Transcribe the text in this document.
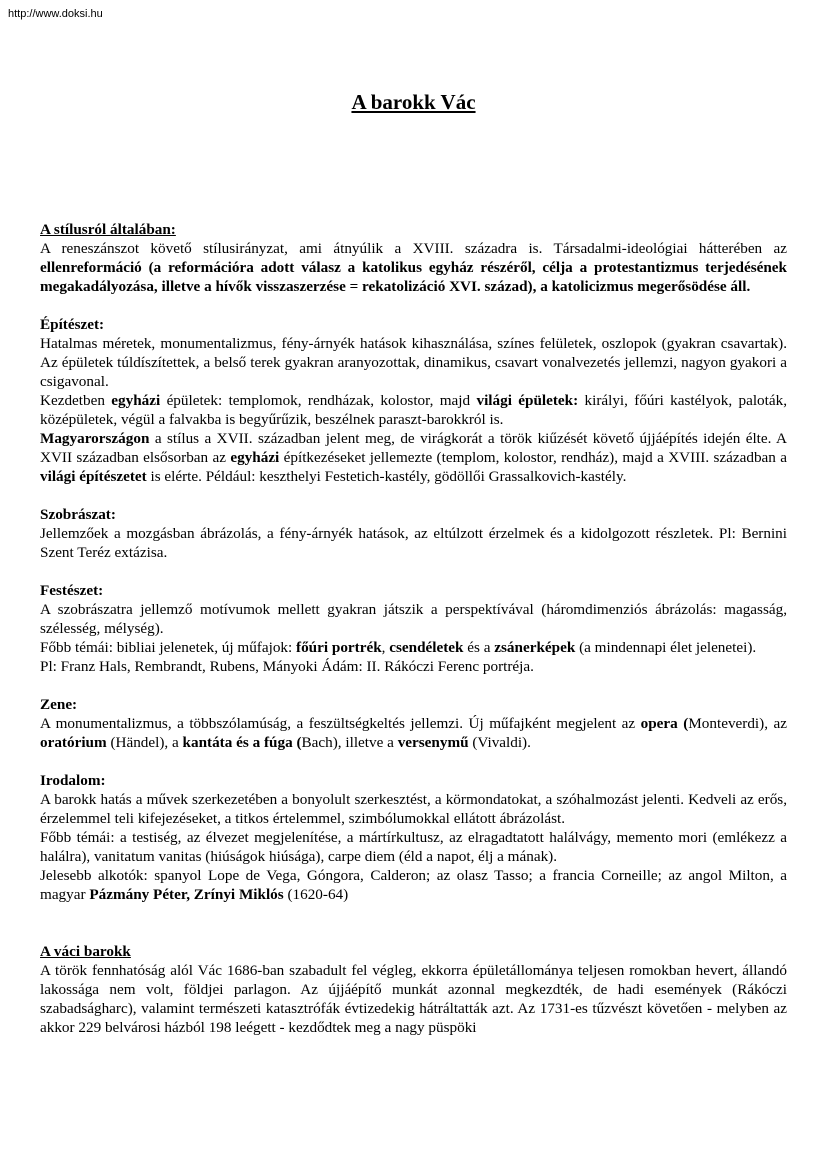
http://www.doksi.hu
A barokk Vác

A stílusról általában:

A reneszánszot követő stílusirányzat, ami átnyúlik a XVIII. századra is. Társadalmi-ideológiai hátterében az ellenreformáció (a reformációra adott válasz a katolikus egyház részéről, célja a protestantizmus terjedésének megakadályozása, illetve a hívők visszaszerzése = rekatolizáció XVI. század), a katolicizmus megerősödése áll.

Építészet:

Hatalmas méretek, monumentalizmus, fény-árnyék hatások kihasználása, színes felületek, oszlopok (gyakran csavartak). Az épületek túldíszítettek, a belső terek gyakran aranyozottak, dinamikus, csavart vonalvezetés jellemzi, nagyon gyakori a csigavonal.

Kezdetben egyházi épületek: templomok, rendházak, kolostor, majd világi épületek: királyi, főúri kastélyok, paloták, középületek, végül a falvakba is begyűrűzik, beszélnek paraszt-barokkról is.

Magyarországon a stílus a XVII. században jelent meg, de virágkorát a török kiűzését követő újjáépítés idején élte. A XVII században elsősorban az egyházi építkezéseket jellemezte (templom, kolostor, rendház), majd a XVIII. században a világi építészetet is elérte. Például: keszthelyi Festetich-kastély, gödöllői Grassalkovich-kastély.

Szobrászat:

Jellemzőek a mozgásban ábrázolás, a fény-árnyék hatások, az eltúlzott érzelmek és a kidolgozott részletek. Pl: Bernini Szent Teréz extázisa.

Festészet:

A szobrászatra jellemző motívumok mellett gyakran játszik a perspektívával (háromdimenziós ábrázolás: magasság, szélesség, mélység).

Főbb témái: bibliai jelenetek, új műfajok: főúri portrék, csendéletek és a zsánerképek (a mindennapi élet jelenetei).

Pl: Franz Hals, Rembrandt, Rubens, Mányoki Ádám: II. Rákóczi Ferenc portréja.

Zene:

A monumentalizmus, a többszólamúság, a feszültségkeltés jellemzi. Új műfajként megjelent az opera (Monteverdi), az oratórium (Händel), a kantáta és a fúga (Bach), illetve a versenymű (Vivaldi).

Irodalom:

A barokk hatás a művek szerkezetében a bonyolult szerkesztést, a körmondatokat, a szóhalmozást jelenti. Kedveli az erős, érzelemmel teli kifejezéseket, a titkos értelemmel, szimbólumokkal ellátott ábrázolást.

Főbb témái: a testiség, az élvezet megjelenítése, a mártírkultusz, az elragadtatott halálvágy, memento mori (emlékezz a halálra), vanitatum vanitas (hiúságok hiúsága), carpe diem (éld a napot, élj a mának).

Jelesebb alkotók: spanyol Lope de Vega, Góngora, Calderon; az olasz Tasso; a francia Corneille; az angol Milton, a magyar Pázmány Péter, Zrínyi Miklós (1620-64)

A váci barokk

A török fennhatóság alól Vác 1686-ban szabadult fel végleg, ekkorra épületállománya teljesen romokban hevert, állandó lakossága nem volt, földjei parlagon. Az újjáépítő munkát azonnal megkezdték, de hadi események (Rákóczi szabadságharc), valamint természeti katasztrófák évtizedekig hátráltatták azt. Az 1731-es tűzvészt követően - melyben az akkor 229 belvárosi házból 198 leégett - kezdődtek meg a nagy püspöki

* What is being asked
Quote the preceding records in their entirety, excluding every picture.

* Response to this exercise
Transcribe the text in this document.
http://www.doksi.hu
A barokk Vác

A stílusról általában:

A reneszánszot követő stílusirányzat, ami átnyúlik a XVIII. századra is. Társadalmi-ideológiai hátterében az ellenreformáció (a reformációra adott válasz a katolikus egyház részéről, célja a protestantizmus terjedésének megakadályozása, illetve a hívők visszaszerzése = rekatolizáció XVI. század), a katolicizmus megerősödése áll.

Építészet:

Hatalmas méretek, monumentalizmus, fény-árnyék hatások kihasználása, színes felületek, oszlopok (gyakran csavartak). Az épületek túldíszítettek, a belső terek gyakran aranyozottak, dinamikus, csavart vonalvezetés jellemzi, nagyon gyakori a csigavonal.

Kezdetben egyházi épületek: templomok, rendházak, kolostor, majd világi épületek: királyi, főúri kastélyok, paloták, középületek, végül a falvakba is begyűrűzik, beszélnek paraszt-barokkról is.

Magyarországon a stílus a XVII. században jelent meg, de virágkorát a török kiűzését követő újjáépítés idején élte. A XVII században elsősorban az egyházi építkezéseket jellemezte (templom, kolostor, rendház), majd a XVIII. században a világi építészetet is elérte. Például: keszthelyi Festetich-kastély, gödöllői Grassalkovich-kastély.

Szobrászat:

Jellemzőek a mozgásban ábrázolás, a fény-árnyék hatások, az eltúlzott érzelmek és a kidolgozott részletek. Pl: Bernini Szent Teréz extázisa.

Festészet:

A szobrászatra jellemző motívumok mellett gyakran játszik a perspektívával (háromdimenziós ábrázolás: magasság, szélesség, mélység).

Főbb témái: bibliai jelenetek, új műfajok: főúri portrék, csendéletek és a zsánerképek (a mindennapi élet jelenetei).

Pl: Franz Hals, Rembrandt, Rubens, Mányoki Ádám: II. Rákóczi Ferenc portréja.

Zene:

A monumentalizmus, a többszólamúság, a feszültségkeltés jellemzi. Új műfajként megjelent az opera (Monteverdi), az oratórium (Händel), a kantáta és a fúga (Bach), illetve a versenymű (Vivaldi).

Irodalom:

A barokk hatás a művek szerkezetében a bonyolult szerkesztést, a körmondatokat, a szóhalmozást jelenti. Kedveli az erős, érzelemmel teli kifejezéseket, a titkos értelemmel, szimbólumokkal ellátott ábrázolást.

Főbb témái: a testiség, az élvezet megjelenítése, a mártírkultusz, az elragadtatott halálvágy, memento mori (emlékezz a halálra), vanitatum vanitas (hiúságok hiúsága), carpe diem (éld a napot, élj a mának).

Jelesebb alkotók: spanyol Lope de Vega, Góngora, Calderon; az olasz Tasso; a francia Corneille; az angol Milton, a magyar Pázmány Péter, Zrínyi Miklós (1620-64)

A váci barokk

A török fennhatóság alól Vác 1686-ban szabadult fel végleg, ekkorra épületállománya teljesen romokban hevert, állandó lakossága nem volt, földjei parlagon. Az újjáépítő munkát azonnal megkezdték, de hadi események (Rákóczi szabadságharc), valamint természeti katasztrófák évtizedekig hátráltatták azt. Az 1731-es tűzvészt követően - melyben az akkor 229 belvárosi házból 198 leégett - kezdődtek meg a nagy püspöki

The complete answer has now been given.